Part of a data file
──────

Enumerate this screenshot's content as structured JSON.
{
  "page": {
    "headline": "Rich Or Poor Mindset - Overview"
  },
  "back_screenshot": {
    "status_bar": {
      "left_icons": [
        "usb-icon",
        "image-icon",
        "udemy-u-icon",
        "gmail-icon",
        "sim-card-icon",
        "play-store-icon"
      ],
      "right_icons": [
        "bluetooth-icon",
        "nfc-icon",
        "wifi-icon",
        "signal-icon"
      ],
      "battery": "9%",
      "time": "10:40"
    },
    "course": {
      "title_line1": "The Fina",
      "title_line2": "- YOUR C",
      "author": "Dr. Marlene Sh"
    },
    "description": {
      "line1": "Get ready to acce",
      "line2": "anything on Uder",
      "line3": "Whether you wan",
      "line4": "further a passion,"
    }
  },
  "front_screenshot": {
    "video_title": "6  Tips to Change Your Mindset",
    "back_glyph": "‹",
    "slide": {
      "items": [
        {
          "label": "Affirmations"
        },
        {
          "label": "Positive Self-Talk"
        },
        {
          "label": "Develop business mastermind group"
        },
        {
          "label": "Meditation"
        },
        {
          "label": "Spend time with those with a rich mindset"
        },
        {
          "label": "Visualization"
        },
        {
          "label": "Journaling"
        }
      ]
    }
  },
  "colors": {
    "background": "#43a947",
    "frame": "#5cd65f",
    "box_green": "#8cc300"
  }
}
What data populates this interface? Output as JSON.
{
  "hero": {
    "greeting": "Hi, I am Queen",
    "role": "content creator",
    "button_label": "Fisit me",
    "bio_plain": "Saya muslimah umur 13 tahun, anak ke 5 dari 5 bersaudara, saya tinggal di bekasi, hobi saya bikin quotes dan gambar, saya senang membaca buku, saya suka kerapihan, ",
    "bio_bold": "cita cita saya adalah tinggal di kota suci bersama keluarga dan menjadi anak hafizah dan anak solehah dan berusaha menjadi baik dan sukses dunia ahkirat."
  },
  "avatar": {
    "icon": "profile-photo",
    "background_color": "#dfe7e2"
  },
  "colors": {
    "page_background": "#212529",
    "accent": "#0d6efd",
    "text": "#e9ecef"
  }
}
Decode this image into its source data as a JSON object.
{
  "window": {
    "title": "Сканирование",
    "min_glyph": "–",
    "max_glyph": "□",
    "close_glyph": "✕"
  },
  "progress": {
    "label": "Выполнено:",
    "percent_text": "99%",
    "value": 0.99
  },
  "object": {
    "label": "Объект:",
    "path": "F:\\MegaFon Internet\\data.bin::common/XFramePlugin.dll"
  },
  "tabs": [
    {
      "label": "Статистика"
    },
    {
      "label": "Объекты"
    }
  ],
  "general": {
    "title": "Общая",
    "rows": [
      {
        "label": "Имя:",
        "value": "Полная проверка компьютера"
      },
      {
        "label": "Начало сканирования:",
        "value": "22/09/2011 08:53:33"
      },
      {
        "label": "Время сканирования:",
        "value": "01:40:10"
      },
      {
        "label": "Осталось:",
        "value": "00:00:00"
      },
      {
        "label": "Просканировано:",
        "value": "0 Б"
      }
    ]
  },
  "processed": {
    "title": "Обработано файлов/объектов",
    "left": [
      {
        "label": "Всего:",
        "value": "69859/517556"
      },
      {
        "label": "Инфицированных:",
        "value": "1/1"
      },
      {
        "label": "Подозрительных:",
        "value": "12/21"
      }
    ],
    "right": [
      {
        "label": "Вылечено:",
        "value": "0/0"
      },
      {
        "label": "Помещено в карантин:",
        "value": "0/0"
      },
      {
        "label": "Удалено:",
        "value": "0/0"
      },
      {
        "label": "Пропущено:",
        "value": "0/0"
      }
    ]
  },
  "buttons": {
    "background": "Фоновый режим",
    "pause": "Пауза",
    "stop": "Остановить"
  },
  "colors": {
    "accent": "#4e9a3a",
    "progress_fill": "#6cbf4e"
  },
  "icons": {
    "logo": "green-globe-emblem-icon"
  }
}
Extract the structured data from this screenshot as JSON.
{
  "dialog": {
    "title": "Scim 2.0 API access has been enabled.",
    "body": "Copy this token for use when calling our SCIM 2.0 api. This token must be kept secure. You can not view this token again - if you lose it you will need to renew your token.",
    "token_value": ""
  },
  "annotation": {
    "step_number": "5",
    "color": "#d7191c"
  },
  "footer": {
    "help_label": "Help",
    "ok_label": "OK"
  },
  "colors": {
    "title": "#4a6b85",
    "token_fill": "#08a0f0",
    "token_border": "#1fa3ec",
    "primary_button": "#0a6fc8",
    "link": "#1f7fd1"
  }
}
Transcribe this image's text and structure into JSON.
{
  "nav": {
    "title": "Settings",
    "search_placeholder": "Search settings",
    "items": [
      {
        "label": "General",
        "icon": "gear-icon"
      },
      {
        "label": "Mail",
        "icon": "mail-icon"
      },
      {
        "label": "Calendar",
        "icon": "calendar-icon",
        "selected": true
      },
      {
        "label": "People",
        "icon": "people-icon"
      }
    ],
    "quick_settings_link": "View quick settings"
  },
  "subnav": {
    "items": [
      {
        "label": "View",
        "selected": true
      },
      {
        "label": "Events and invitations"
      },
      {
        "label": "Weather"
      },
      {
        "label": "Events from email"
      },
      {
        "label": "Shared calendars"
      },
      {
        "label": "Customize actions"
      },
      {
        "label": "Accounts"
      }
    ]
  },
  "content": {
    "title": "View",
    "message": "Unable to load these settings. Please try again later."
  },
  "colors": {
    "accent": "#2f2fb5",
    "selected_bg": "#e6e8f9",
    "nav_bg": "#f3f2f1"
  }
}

──────

## Work to complete
Quote every record above exactly.

## Result of this task
Enumerate this screenshot's content as structured JSON.
{
  "page": {
    "headline": "Rich Or Poor Mindset - Overview"
  },
  "back_screenshot": {
    "status_bar": {
      "left_icons": [
        "usb-icon",
        "image-icon",
        "udemy-u-icon",
        "gmail-icon",
        "sim-card-icon",
        "play-store-icon"
      ],
      "right_icons": [
        "bluetooth-icon",
        "nfc-icon",
        "wifi-icon",
        "signal-icon"
      ],
      "battery": "9%",
      "time": "10:40"
    },
    "course": {
      "title_line1": "The Fina",
      "title_line2": "- YOUR C",
      "author": "Dr. Marlene Sh"
    },
    "description": {
      "line1": "Get ready to acce",
      "line2": "anything on Uder",
      "line3": "Whether you wan",
      "line4": "further a passion,"
    }
  },
  "front_screenshot": {
    "video_title": "6  Tips to Change Your Mindset",
    "back_glyph": "‹",
    "slide": {
      "items": [
        {
          "label": "Affirmations"
        },
        {
          "label": "Positive Self-Talk"
        },
        {
          "label": "Develop business mastermind group"
        },
        {
          "label": "Meditation"
        },
        {
          "label": "Spend time with those with a rich mindset"
        },
        {
          "label": "Visualization"
        },
        {
          "label": "Journaling"
        }
      ]
    }
  },
  "colors": {
    "background": "#43a947",
    "frame": "#5cd65f",
    "box_green": "#8cc300"
  }
}
What data populates this interface? Output as JSON.
{
  "hero": {
    "greeting": "Hi, I am Queen",
    "role": "content creator",
    "button_label": "Fisit me",
    "bio_plain": "Saya muslimah umur 13 tahun, anak ke 5 dari 5 bersaudara, saya tinggal di bekasi, hobi saya bikin quotes dan gambar, saya senang membaca buku, saya suka kerapihan, ",
    "bio_bold": "cita cita saya adalah tinggal di kota suci bersama keluarga dan menjadi anak hafizah dan anak solehah dan berusaha menjadi baik dan sukses dunia ahkirat."
  },
  "avatar": {
    "icon": "profile-photo",
    "background_color": "#dfe7e2"
  },
  "colors": {
    "page_background": "#212529",
    "accent": "#0d6efd",
    "text": "#e9ecef"
  }
}
Decode this image into its source data as a JSON object.
{
  "window": {
    "title": "Сканирование",
    "min_glyph": "–",
    "max_glyph": "□",
    "close_glyph": "✕"
  },
  "progress": {
    "label": "Выполнено:",
    "percent_text": "99%",
    "value": 0.99
  },
  "object": {
    "label": "Объект:",
    "path": "F:\\MegaFon Internet\\data.bin::common/XFramePlugin.dll"
  },
  "tabs": [
    {
      "label": "Статистика"
    },
    {
      "label": "Объекты"
    }
  ],
  "general": {
    "title": "Общая",
    "rows": [
      {
        "label": "Имя:",
        "value": "Полная проверка компьютера"
      },
      {
        "label": "Начало сканирования:",
        "value": "22/09/2011 08:53:33"
      },
      {
        "label": "Время сканирования:",
        "value": "01:40:10"
      },
      {
        "label": "Осталось:",
        "value": "00:00:00"
      },
      {
        "label": "Просканировано:",
        "value": "0 Б"
      }
    ]
  },
  "processed": {
    "title": "Обработано файлов/объектов",
    "left": [
      {
        "label": "Всего:",
        "value": "69859/517556"
      },
      {
        "label": "Инфицированных:",
        "value": "1/1"
      },
      {
        "label": "Подозрительных:",
        "value": "12/21"
      }
    ],
    "right": [
      {
        "label": "Вылечено:",
        "value": "0/0"
      },
      {
        "label": "Помещено в карантин:",
        "value": "0/0"
      },
      {
        "label": "Удалено:",
        "value": "0/0"
      },
      {
        "label": "Пропущено:",
        "value": "0/0"
      }
    ]
  },
  "buttons": {
    "background": "Фоновый режим",
    "pause": "Пауза",
    "stop": "Остановить"
  },
  "colors": {
    "accent": "#4e9a3a",
    "progress_fill": "#6cbf4e"
  },
  "icons": {
    "logo": "green-globe-emblem-icon"
  }
}
Extract the structured data from this screenshot as JSON.
{
  "dialog": {
    "title": "Scim 2.0 API access has been enabled.",
    "body": "Copy this token for use when calling our SCIM 2.0 api. This token must be kept secure. You can not view this token again - if you lose it you will need to renew your token.",
    "token_value": ""
  },
  "annotation": {
    "step_number": "5",
    "color": "#d7191c"
  },
  "footer": {
    "help_label": "Help",
    "ok_label": "OK"
  },
  "colors": {
    "title": "#4a6b85",
    "token_fill": "#08a0f0",
    "token_border": "#1fa3ec",
    "primary_button": "#0a6fc8",
    "link": "#1f7fd1"
  }
}
Transcribe this image's text and structure into JSON.
{
  "nav": {
    "title": "Settings",
    "search_placeholder": "Search settings",
    "items": [
      {
        "label": "General",
        "icon": "gear-icon"
      },
      {
        "label": "Mail",
        "icon": "mail-icon"
      },
      {
        "label": "Calendar",
        "icon": "calendar-icon",
        "selected": true
      },
      {
        "label": "People",
        "icon": "people-icon"
      }
    ],
    "quick_settings_link": "View quick settings"
  },
  "subnav": {
    "items": [
      {
        "label": "View",
        "selected": true
      },
      {
        "label": "Events and invitations"
      },
      {
        "label": "Weather"
      },
      {
        "label": "Events from email"
      },
      {
        "label": "Shared calendars"
      },
      {
        "label": "Customize actions"
      },
      {
        "label": "Accounts"
      }
    ]
  },
  "content": {
    "title": "View",
    "message": "Unable to load these settings. Please try again later."
  },
  "colors": {
    "accent": "#2f2fb5",
    "selected_bg": "#e6e8f9",
    "nav_bg": "#f3f2f1"
  }
}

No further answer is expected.